_Short exercise_
From the entries below, report how many lines contain the string "name". Give only that number.

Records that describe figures
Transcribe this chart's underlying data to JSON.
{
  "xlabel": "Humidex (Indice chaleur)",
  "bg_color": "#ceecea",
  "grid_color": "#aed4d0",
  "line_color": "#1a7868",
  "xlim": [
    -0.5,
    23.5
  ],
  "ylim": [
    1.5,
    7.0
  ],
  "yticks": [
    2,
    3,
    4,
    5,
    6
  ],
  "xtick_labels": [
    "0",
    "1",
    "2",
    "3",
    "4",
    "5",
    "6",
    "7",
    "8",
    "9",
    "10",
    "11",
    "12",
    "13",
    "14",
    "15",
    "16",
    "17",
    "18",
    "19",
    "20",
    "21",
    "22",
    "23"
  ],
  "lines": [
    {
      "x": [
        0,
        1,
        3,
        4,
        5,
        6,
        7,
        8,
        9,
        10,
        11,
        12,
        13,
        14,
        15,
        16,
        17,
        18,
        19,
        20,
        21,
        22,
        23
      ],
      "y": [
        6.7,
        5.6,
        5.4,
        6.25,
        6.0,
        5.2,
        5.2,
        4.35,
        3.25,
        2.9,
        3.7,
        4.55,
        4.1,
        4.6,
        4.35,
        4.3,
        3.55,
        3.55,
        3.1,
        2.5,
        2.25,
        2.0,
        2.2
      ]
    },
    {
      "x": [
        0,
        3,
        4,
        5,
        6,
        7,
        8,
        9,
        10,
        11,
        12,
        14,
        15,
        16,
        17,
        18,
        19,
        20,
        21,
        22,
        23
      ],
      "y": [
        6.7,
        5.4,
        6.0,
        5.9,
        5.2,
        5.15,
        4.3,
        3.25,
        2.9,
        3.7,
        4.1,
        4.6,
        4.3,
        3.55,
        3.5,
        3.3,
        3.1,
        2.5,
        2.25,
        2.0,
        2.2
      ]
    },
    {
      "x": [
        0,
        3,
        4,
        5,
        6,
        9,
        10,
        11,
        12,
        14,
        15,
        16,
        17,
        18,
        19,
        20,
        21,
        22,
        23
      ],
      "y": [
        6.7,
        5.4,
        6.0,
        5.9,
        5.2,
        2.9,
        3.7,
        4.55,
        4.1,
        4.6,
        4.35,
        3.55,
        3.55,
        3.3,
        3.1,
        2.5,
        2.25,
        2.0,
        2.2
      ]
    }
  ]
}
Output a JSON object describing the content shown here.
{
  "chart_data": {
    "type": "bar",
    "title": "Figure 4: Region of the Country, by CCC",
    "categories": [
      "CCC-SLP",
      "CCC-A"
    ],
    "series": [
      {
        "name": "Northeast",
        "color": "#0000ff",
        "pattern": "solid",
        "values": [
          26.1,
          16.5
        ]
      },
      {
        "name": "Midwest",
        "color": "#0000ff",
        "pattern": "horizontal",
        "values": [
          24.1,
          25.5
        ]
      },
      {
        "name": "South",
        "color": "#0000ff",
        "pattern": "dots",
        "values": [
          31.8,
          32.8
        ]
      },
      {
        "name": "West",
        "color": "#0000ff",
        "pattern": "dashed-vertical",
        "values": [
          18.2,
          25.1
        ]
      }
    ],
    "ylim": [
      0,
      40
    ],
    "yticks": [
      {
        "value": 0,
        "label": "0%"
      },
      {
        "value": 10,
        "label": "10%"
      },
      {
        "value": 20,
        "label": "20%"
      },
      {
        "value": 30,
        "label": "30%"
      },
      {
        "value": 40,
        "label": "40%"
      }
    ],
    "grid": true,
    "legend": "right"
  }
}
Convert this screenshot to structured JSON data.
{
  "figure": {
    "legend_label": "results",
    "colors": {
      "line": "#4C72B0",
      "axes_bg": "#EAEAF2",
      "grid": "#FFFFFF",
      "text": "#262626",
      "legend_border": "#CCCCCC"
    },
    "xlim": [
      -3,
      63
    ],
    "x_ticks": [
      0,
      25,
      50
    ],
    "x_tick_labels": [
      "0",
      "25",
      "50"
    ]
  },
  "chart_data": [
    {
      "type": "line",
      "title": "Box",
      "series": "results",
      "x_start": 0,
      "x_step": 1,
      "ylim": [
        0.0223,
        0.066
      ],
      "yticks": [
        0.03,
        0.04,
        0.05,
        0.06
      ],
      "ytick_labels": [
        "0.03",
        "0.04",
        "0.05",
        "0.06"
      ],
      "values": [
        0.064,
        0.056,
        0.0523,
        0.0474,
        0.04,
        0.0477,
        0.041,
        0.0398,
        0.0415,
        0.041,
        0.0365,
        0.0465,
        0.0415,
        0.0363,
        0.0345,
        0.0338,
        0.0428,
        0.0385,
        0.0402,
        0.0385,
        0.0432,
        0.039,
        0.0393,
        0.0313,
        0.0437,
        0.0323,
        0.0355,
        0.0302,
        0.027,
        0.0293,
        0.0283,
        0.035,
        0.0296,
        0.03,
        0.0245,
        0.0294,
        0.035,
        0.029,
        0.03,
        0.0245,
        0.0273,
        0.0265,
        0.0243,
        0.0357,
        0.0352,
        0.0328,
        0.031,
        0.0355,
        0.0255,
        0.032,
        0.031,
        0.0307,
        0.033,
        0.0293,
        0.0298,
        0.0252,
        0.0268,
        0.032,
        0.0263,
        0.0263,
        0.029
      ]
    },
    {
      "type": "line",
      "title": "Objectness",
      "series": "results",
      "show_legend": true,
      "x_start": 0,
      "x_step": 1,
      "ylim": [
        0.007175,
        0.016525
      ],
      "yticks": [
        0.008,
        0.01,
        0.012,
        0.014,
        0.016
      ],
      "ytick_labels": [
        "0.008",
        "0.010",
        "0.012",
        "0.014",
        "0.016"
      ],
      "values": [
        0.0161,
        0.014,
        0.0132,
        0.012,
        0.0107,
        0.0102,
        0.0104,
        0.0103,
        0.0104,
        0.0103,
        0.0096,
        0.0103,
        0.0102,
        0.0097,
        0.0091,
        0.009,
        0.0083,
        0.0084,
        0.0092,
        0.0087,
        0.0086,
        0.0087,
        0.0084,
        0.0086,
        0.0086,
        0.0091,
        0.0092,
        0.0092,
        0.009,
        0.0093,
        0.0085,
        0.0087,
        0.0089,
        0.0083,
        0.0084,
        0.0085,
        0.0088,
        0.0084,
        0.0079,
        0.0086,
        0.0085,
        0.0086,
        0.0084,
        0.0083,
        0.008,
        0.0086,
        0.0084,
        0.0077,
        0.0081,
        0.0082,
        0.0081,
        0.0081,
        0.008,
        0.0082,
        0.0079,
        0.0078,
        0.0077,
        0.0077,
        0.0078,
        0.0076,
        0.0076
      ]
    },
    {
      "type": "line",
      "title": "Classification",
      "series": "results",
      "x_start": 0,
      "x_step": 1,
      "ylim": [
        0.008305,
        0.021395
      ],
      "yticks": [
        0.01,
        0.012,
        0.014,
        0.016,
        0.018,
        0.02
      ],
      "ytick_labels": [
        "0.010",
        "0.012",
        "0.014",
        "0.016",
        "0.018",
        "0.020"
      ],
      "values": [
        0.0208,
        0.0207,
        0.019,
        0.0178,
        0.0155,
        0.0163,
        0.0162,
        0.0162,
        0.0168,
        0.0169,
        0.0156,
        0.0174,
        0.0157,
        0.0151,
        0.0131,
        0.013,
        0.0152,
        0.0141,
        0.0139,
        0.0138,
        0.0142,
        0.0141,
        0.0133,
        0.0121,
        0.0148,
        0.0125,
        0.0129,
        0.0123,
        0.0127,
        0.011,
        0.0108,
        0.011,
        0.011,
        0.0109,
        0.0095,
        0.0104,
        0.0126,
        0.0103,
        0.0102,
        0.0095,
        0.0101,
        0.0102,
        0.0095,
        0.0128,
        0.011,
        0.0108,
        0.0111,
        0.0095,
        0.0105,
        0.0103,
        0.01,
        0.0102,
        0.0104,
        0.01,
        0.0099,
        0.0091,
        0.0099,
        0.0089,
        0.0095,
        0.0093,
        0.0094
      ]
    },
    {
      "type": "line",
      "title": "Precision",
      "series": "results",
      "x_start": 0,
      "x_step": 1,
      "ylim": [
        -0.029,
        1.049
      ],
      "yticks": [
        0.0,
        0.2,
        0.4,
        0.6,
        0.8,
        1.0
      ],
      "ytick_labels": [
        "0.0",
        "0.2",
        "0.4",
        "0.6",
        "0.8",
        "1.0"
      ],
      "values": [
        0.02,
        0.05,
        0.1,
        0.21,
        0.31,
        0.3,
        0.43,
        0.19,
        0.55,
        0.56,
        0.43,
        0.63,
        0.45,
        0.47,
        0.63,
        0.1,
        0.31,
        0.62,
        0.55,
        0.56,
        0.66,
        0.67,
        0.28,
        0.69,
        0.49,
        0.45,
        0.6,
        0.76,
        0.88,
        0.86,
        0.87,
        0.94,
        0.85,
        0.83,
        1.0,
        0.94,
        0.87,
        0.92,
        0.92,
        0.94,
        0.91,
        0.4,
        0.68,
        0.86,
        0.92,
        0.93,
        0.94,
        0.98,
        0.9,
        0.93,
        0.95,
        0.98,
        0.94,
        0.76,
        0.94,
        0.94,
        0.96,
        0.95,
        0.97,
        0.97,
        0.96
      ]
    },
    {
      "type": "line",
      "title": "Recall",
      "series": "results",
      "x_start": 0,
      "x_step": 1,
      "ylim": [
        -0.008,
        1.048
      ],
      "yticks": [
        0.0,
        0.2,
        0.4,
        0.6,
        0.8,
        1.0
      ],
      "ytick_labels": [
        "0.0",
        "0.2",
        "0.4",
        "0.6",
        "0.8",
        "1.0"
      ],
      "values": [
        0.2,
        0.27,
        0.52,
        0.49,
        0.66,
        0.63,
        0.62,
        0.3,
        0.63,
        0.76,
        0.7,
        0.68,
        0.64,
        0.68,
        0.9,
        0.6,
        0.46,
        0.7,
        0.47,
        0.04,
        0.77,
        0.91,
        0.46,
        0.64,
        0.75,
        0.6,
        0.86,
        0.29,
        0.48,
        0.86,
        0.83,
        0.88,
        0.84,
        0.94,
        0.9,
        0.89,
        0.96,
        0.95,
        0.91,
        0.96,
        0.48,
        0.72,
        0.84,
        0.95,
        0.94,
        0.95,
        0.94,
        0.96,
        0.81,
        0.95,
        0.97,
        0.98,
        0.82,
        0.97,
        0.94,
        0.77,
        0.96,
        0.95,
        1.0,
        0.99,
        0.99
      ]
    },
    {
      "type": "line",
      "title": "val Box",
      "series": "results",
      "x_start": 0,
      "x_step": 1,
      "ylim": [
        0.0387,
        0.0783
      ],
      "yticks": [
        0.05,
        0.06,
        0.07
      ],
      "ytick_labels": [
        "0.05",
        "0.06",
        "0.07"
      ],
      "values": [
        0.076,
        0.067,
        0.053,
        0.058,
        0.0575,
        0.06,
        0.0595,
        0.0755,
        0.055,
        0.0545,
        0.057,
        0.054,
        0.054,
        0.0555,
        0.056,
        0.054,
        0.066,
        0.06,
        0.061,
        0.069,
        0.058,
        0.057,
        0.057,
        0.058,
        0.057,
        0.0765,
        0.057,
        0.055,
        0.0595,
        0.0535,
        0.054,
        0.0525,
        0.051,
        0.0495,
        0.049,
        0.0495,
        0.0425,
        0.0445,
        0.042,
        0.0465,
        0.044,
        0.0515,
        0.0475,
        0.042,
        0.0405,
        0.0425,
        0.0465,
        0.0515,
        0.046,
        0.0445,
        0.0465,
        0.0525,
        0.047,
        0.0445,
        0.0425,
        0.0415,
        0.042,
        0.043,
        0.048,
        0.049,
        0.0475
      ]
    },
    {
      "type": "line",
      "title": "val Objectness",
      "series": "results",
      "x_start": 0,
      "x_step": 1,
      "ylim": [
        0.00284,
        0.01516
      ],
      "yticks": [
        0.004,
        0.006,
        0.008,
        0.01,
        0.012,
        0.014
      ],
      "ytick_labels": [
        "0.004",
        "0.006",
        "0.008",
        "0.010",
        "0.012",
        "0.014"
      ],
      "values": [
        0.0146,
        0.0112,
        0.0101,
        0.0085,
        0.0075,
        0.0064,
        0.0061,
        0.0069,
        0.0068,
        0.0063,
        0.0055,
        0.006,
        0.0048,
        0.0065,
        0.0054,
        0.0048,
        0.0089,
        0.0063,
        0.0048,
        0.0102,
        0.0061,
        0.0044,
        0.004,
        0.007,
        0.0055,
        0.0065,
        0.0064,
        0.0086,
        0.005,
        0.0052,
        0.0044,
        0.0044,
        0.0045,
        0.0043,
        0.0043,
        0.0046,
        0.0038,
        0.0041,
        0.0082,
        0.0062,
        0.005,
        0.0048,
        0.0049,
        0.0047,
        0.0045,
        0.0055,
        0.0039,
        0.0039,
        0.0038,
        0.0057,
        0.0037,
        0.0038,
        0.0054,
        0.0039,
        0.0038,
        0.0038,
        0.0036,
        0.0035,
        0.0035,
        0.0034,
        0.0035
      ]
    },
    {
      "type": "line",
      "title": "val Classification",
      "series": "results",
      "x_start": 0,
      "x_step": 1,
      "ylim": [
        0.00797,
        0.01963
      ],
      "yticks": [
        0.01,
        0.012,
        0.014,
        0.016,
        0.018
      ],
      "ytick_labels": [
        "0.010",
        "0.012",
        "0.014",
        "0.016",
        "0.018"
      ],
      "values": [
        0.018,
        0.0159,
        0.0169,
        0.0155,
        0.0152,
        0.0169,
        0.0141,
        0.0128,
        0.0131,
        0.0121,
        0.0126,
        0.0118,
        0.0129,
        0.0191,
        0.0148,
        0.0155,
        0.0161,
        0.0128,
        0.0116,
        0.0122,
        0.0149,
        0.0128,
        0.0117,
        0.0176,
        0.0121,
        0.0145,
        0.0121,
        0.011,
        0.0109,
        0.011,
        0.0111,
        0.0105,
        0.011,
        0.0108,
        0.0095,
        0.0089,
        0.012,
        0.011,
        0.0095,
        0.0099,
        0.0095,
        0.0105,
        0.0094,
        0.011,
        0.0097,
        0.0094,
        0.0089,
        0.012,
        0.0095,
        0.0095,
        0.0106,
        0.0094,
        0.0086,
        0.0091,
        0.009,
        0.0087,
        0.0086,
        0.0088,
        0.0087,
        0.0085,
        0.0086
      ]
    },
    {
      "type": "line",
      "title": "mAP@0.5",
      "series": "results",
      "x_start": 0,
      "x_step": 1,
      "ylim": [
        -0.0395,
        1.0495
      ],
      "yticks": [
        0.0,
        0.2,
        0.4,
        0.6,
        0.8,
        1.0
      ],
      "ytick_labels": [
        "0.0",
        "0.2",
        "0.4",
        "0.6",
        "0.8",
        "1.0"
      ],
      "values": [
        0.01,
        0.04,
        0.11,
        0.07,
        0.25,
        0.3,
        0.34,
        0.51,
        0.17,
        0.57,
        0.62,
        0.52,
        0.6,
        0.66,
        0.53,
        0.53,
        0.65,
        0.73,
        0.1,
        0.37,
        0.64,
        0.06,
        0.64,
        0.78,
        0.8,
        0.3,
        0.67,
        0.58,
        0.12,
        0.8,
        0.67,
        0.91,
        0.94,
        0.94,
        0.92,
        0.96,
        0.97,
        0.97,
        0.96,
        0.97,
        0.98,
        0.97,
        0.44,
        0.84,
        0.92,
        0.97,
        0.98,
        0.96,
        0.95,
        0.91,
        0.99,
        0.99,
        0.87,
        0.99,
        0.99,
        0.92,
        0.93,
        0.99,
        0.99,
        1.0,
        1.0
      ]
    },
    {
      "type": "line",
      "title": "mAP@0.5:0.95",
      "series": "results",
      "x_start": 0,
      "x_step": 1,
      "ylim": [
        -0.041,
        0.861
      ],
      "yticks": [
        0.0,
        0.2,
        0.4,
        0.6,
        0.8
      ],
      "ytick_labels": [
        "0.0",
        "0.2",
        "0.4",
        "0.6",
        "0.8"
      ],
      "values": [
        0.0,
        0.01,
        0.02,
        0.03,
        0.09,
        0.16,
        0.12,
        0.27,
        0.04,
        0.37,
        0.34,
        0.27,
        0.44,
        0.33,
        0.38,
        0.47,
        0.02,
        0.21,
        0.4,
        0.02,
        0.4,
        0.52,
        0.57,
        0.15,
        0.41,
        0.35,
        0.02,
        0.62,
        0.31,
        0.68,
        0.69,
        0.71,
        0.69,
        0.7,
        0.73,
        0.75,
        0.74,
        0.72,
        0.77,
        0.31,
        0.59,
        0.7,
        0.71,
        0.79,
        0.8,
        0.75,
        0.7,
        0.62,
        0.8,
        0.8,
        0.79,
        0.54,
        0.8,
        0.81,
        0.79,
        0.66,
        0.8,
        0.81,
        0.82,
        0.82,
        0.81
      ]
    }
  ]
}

_Written solution_
4